╭─ 読解文

◆◆◆ 415 ★ ゲンダイアート系来客 ◆◆◆

2005.7.9

金曜日の夕方、つけ替えたばかりの看板を見た人が、あとりえに流れてきた。

なんでも、銀座のスジの方で、今日は、図書館の帰りらしい。

アタシは、看板の下塗りに没頭していて、彼が入ってきたのに全く気づかなかった。

そんでもって、彼が冷房エリアに入ってくると、最初の一言は、「ギンザでやればいいのに」

であった。

そんでもって、次の一言は、(プレス機を見て)これって、文法堂のM型じゃない?

である。

プレス機の品名まで当てた人は、この人が最初である。

何でも、現代アート系の(たぶん、収集もしていると思う)ファンで、京橋からギンザ、新橋まで流れる程の愛好家なのだそう。

「でも、ゲンダイアートだからねえ。具象もキライなんだよねー」

じゅんさんかと思い、顔をヨーく見るが、やっぱり違う人に見える。

世の中には、

「何がなんだか、全く理解不能」という作品が好きな人も、結構いるもんなんだぁ。

まあ、情報が進んでくると、印象派なんか、クソ食らえという常識になるのかもしれないよなあ。あまりにもフツーだもん。

そんでもって、壁に掛かっている、常設コーナーの作品を見て、

Y「うわ。これ、ウノアキラ?」

オジャラ「そうっす。その上が、タガシンで、そのトナリが、サクタトミユキっす。」

Y「え?サクタって誰よ?」

オジャラ「去年、高知の版画展で大賞取った」

Y「あー、知ってる、知ってる。あのサクタさんねー」

オジヤラ「アタシの銅版画のセンセイで、といっても、文房堂のお教室っすけどね。偶然に。」

Y「このトナリの奴は?」

オジャラ「あ、それ、カンザワさん」

Y「誰それ?知らないけど」

オジャラ「お友達」

みたいな会話。

英九とヤマグチ啓介を自慢しそびれたよ。

タハハ。

Yさんは、アタシが看板を塗っている間に、玄関の作品をだいぶ見ていたらしく、もう一度、

「(こんなところで個展やってても仕方ないから、)ギンザでやりなよ」

と感想を述べてくださる。

アタシは、「全部売れても、貸し画廊だと赤になるんっすよね。絵が安いんで。それに、展覧会やれば売れるってもんでもないっしょ。シッカリ、プロデュースしてくれる画廊を探してるところっす。」

と答える。

Y「確かに」

オジャラ「どっかイー所ご存知ないっすか?」

Y「イヤー、俺、ゲンダイアート専門だからさあ、こういう系は詳しくないんだよねーっ」

画廊巡りをすると解るのだが、画廊というのは、ホントウにイロイロとあるのである。

絵の人は、美術系情報誌だけが頼りなのだ。

そういうメディアでの露出度とか、話題になり具合、そんなところも重要ということなのである。

ワリに、解りやすい業界である。

美術系で売れている雑誌は3冊程度しかないし、それは、ハッキリと価格帯で別れている。

イラスト系はイラストレーションかみずえ、美術手帳の3冊しかない。

╰─
╭─ データ欄

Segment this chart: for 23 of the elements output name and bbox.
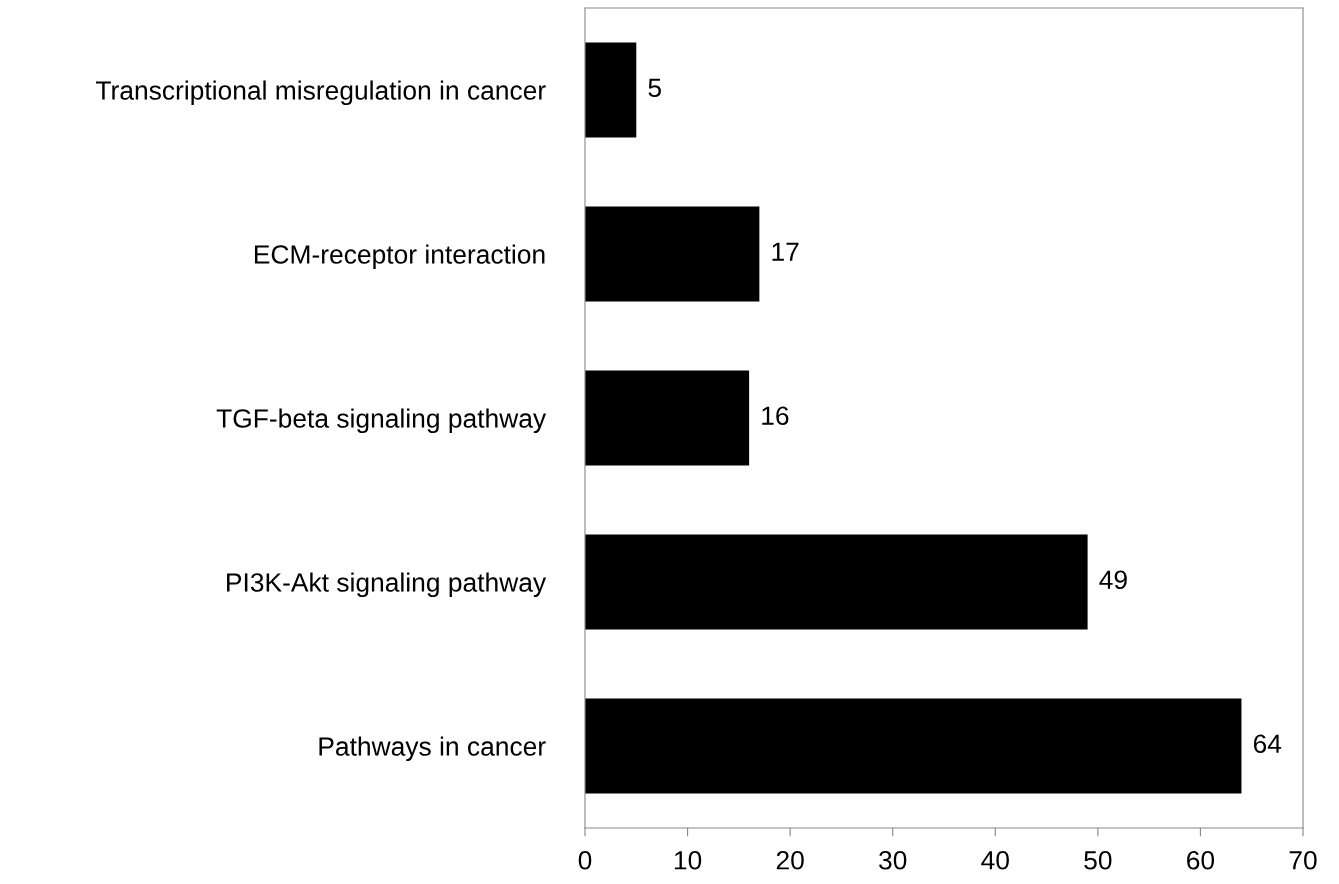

╰─

* **取り組む課題**: 読解文のうち「Y「イヤー、俺、ゲンダイアー」から「ッキリと価格帯で別れている。」までを、一字一句違えずに書き写してください。

* **課題の解答**:
Y「イヤー、俺、ゲンダイアート専門だからさあ、こういう系は詳しくないんだよねーっ」

画廊巡りをすると解るのだが、画廊というのは、ホントウにイロイロとあるのである。

絵の人は、美術系情報誌だけが頼りなのだ。

そういうメディアでの露出度とか、話題になり具合、そんなところも重要ということなのである。

ワリに、解りやすい業界である。

美術系で売れている雑誌は3冊程度しかないし、それは、ハッキリと価格帯で別れている。